Given task: For the copy, please give all of the data again exactly and leave the pictures out.

── Records for processing

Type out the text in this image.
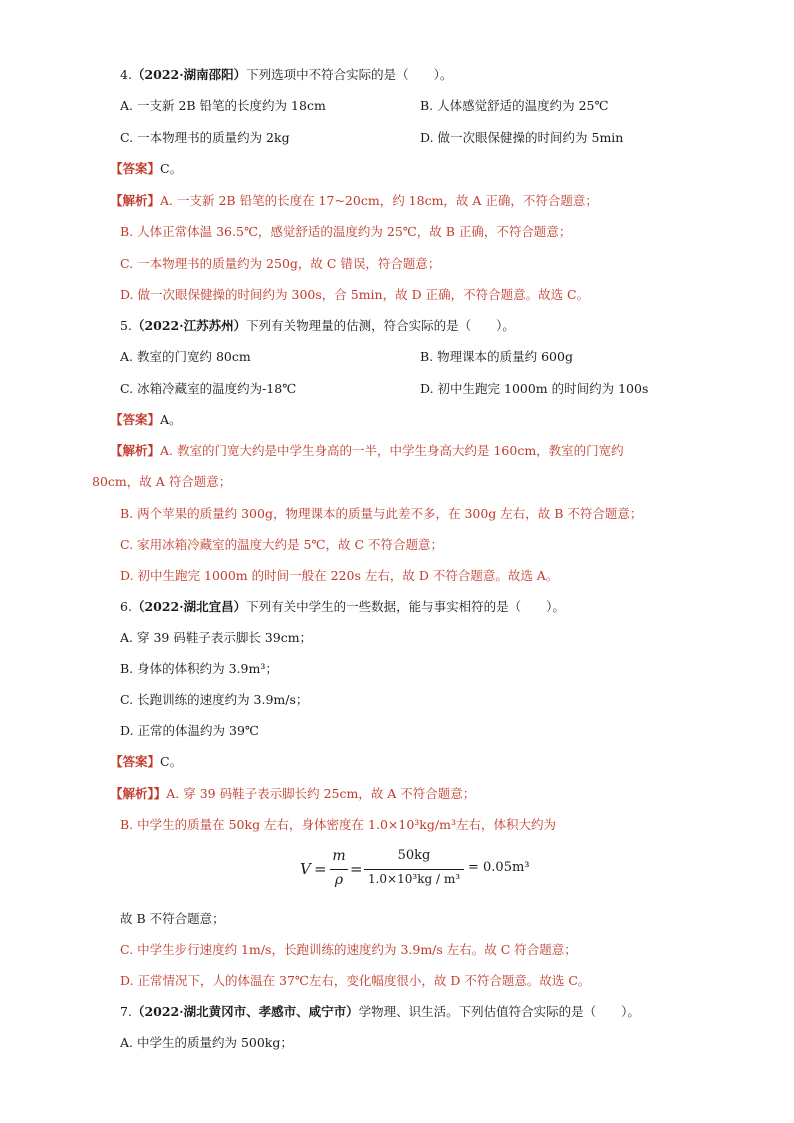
4.（2022·湖南邵阳）下列选项中不符合实际的是（　　）。
A. 一支新 2B 铅笔的长度约为 18cm	B. 人体感觉舒适的温度约为 25℃
C. 一本物理书的质量约为 2kg	D. 做一次眼保健操的时间约为 5min
【答案】C。
【解析】A. 一支新 2B 铅笔的长度在 17~20cm，约 18cm，故 A 正确，不符合题意；
B. 人体正常体温 36.5℃，感觉舒适的温度约为 25℃，故 B 正确，不符合题意；
C. 一本物理书的质量约为 250g，故 C 错误，符合题意；
D. 做一次眼保健操的时间约为 300s，合 5min，故 D 正确，不符合题意。故选 C。
5.（2022·江苏苏州）下列有关物理量的估测，符合实际的是（　　）。
A. 教室的门宽约 80cm	B. 物理课本的质量约 600g
C. 冰箱冷藏室的温度约为-18℃	D. 初中生跑完 1000m 的时间约为 100s
【答案】A。
【解析】A. 教室的门宽大约是中学生身高的一半，中学生身高大约是 160cm，教室的门宽约
80cm，故 A 符合题意；
B. 两个苹果的质量约 300g，物理课本的质量与此差不多，在 300g 左右，故 B 不符合题意；
C. 家用冰箱冷藏室的温度大约是 5℃，故 C 不符合题意；
D. 初中生跑完 1000m 的时间一般在 220s 左右，故 D 不符合题意。故选 A。
6.（2022·湖北宜昌）下列有关中学生的一些数据，能与事实相符的是（　　）。
A. 穿 39 码鞋子表示脚长 39cm；
B. 身体的体积约为 3.9m³；
C. 长跑训练的速度约为 3.9m/s；
D. 正常的体温约为 39℃
【答案】C。
【解析】】A. 穿 39 码鞋子表示脚长约 25cm，故 A 不符合题意；
B. 中学生的质量在 50kg 左右，身体密度在 1.0×10³kg/m³左右，体积大约为
V =
m
ρ
=
50kg
1.0×10³kg / m³
= 0.05m³
故 B 不符合题意；
C. 中学生步行速度约 1m/s，长跑训练的速度约为 3.9m/s 左右。故 C 符合题意；
D. 正常情况下，人的体温在 37℃左右，变化幅度很小，故 D 不符合题意。故选 C。
7.（2022·湖北黄冈市、孝感市、咸宁市）学物理、识生活。下列估值符合实际的是（　　）。
A. 中学生的质量约为 500kg；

────

Expected answer:
Type out the text in this image.
4.（2022·湖南邵阳）下列选项中不符合实际的是（　　）。
A. 一支新 2B 铅笔的长度约为 18cm	B. 人体感觉舒适的温度约为 25℃
C. 一本物理书的质量约为 2kg	D. 做一次眼保健操的时间约为 5min
【答案】C。
【解析】A. 一支新 2B 铅笔的长度在 17~20cm，约 18cm，故 A 正确，不符合题意；
B. 人体正常体温 36.5℃，感觉舒适的温度约为 25℃，故 B 正确，不符合题意；
C. 一本物理书的质量约为 250g，故 C 错误，符合题意；
D. 做一次眼保健操的时间约为 300s，合 5min，故 D 正确，不符合题意。故选 C。
5.（2022·江苏苏州）下列有关物理量的估测，符合实际的是（　　）。
A. 教室的门宽约 80cm	B. 物理课本的质量约 600g
C. 冰箱冷藏室的温度约为-18℃	D. 初中生跑完 1000m 的时间约为 100s
【答案】A。
【解析】A. 教室的门宽大约是中学生身高的一半，中学生身高大约是 160cm，教室的门宽约
80cm，故 A 符合题意；
B. 两个苹果的质量约 300g，物理课本的质量与此差不多，在 300g 左右，故 B 不符合题意；
C. 家用冰箱冷藏室的温度大约是 5℃，故 C 不符合题意；
D. 初中生跑完 1000m 的时间一般在 220s 左右，故 D 不符合题意。故选 A。
6.（2022·湖北宜昌）下列有关中学生的一些数据，能与事实相符的是（　　）。
A. 穿 39 码鞋子表示脚长 39cm；
B. 身体的体积约为 3.9m³；
C. 长跑训练的速度约为 3.9m/s；
D. 正常的体温约为 39℃
【答案】C。
【解析】】A. 穿 39 码鞋子表示脚长约 25cm，故 A 不符合题意；
B. 中学生的质量在 50kg 左右，身体密度在 1.0×10³kg/m³左右，体积大约为
V =
m
ρ
=
50kg
1.0×10³kg / m³
= 0.05m³
故 B 不符合题意；
C. 中学生步行速度约 1m/s，长跑训练的速度约为 3.9m/s 左右。故 C 符合题意；
D. 正常情况下，人的体温在 37℃左右，变化幅度很小，故 D 不符合题意。故选 C。
7.（2022·湖北黄冈市、孝感市、咸宁市）学物理、识生活。下列估值符合实际的是（　　）。
A. 中学生的质量约为 500kg；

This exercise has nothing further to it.